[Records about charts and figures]
## START

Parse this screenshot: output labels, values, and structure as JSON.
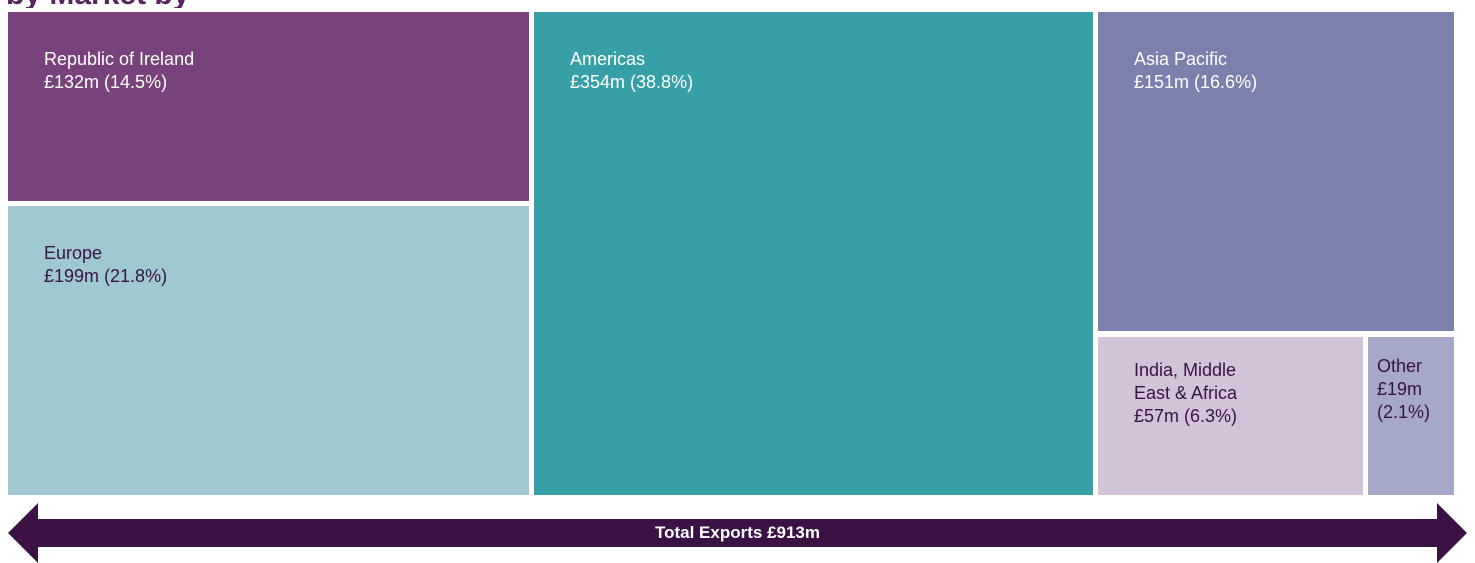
{
  "heading": "by Market by",
  "chart_data": {
    "type": "treemap",
    "total_label": "Total Exports £913m",
    "total_value": 913,
    "unit": "£m",
    "items": [
      {
        "key": "roi",
        "name": "Republic of Ireland",
        "value": 132,
        "share": 14.5,
        "value_label": "£132m (14.5%)",
        "color": "#78427a",
        "text_color": "#ffffff"
      },
      {
        "key": "europe",
        "name": "Europe",
        "value": 199,
        "share": 21.8,
        "value_label": "£199m (21.8%)",
        "color": "#9fc8cf",
        "text_color": "#3a1244"
      },
      {
        "key": "americas",
        "name": "Americas",
        "value": 354,
        "share": 38.8,
        "value_label": "£354m (38.8%)",
        "color": "#36a0a6",
        "text_color": "#ffffff"
      },
      {
        "key": "apac",
        "name": "Asia Pacific",
        "value": 151,
        "share": 16.6,
        "value_label": "£151m (16.6%)",
        "color": "#7b80ad",
        "text_color": "#ffffff"
      },
      {
        "key": "imea",
        "name": "India, Middle East & Africa",
        "value": 57,
        "share": 6.3,
        "value_label": "£57m (6.3%)",
        "color": "#d2c3d9",
        "text_color": "#3a1244"
      },
      {
        "key": "other",
        "name": "Other",
        "value": 19,
        "share": 2.1,
        "value_label": "£19m (2.1%)",
        "color": "#a6a8c9",
        "text_color": "#3a1244"
      }
    ]
  },
  "colors": {
    "arrow": "#3a1244",
    "title": "#5b2461"
  }
}
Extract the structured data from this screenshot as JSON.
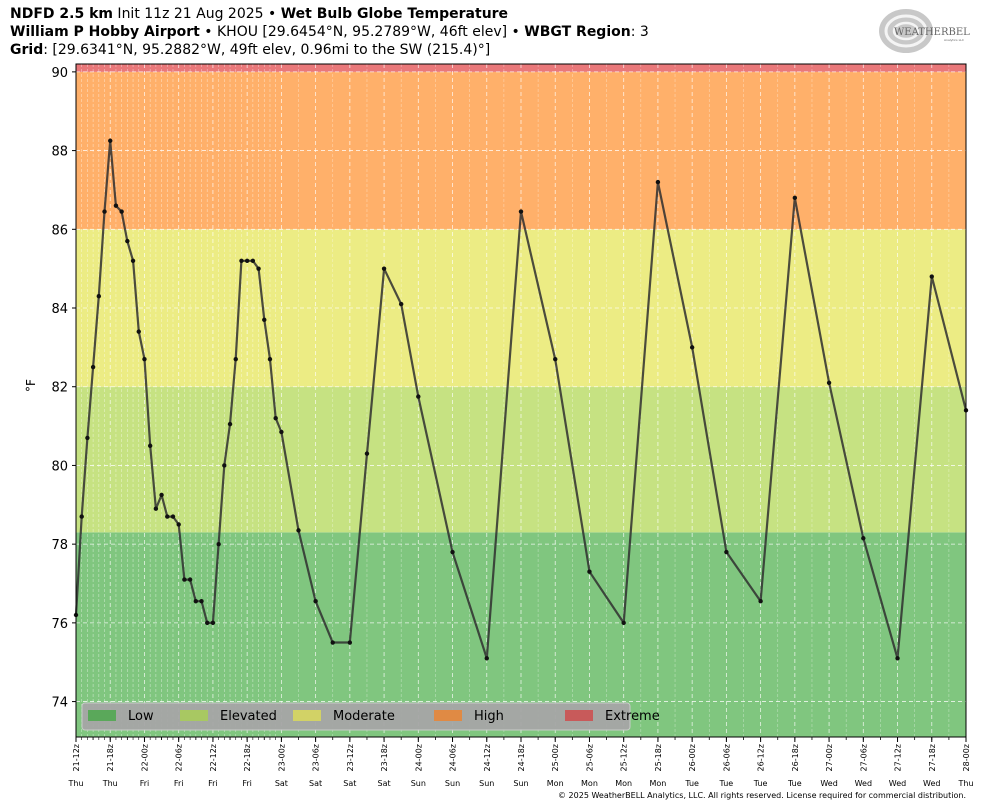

## END

◆ **JOB**
Quote all the lines above exactly as given. Do not include the pictures.

◆ **SOLVED EXERCISE**
Parse this screenshot: output labels, values, and structure as JSON.
{
  "heading": "by Market by",
  "chart_data": {
    "type": "treemap",
    "total_label": "Total Exports £913m",
    "total_value": 913,
    "unit": "£m",
    "items": [
      {
        "key": "roi",
        "name": "Republic of Ireland",
        "value": 132,
        "share": 14.5,
        "value_label": "£132m (14.5%)",
        "color": "#78427a",
        "text_color": "#ffffff"
      },
      {
        "key": "europe",
        "name": "Europe",
        "value": 199,
        "share": 21.8,
        "value_label": "£199m (21.8%)",
        "color": "#9fc8cf",
        "text_color": "#3a1244"
      },
      {
        "key": "americas",
        "name": "Americas",
        "value": 354,
        "share": 38.8,
        "value_label": "£354m (38.8%)",
        "color": "#36a0a6",
        "text_color": "#ffffff"
      },
      {
        "key": "apac",
        "name": "Asia Pacific",
        "value": 151,
        "share": 16.6,
        "value_label": "£151m (16.6%)",
        "color": "#7b80ad",
        "text_color": "#ffffff"
      },
      {
        "key": "imea",
        "name": "India, Middle East & Africa",
        "value": 57,
        "share": 6.3,
        "value_label": "£57m (6.3%)",
        "color": "#d2c3d9",
        "text_color": "#3a1244"
      },
      {
        "key": "other",
        "name": "Other",
        "value": 19,
        "share": 2.1,
        "value_label": "£19m (2.1%)",
        "color": "#a6a8c9",
        "text_color": "#3a1244"
      }
    ]
  },
  "colors": {
    "arrow": "#3a1244",
    "title": "#5b2461"
  }
}
Extract the structured data from this screenshot as JSON.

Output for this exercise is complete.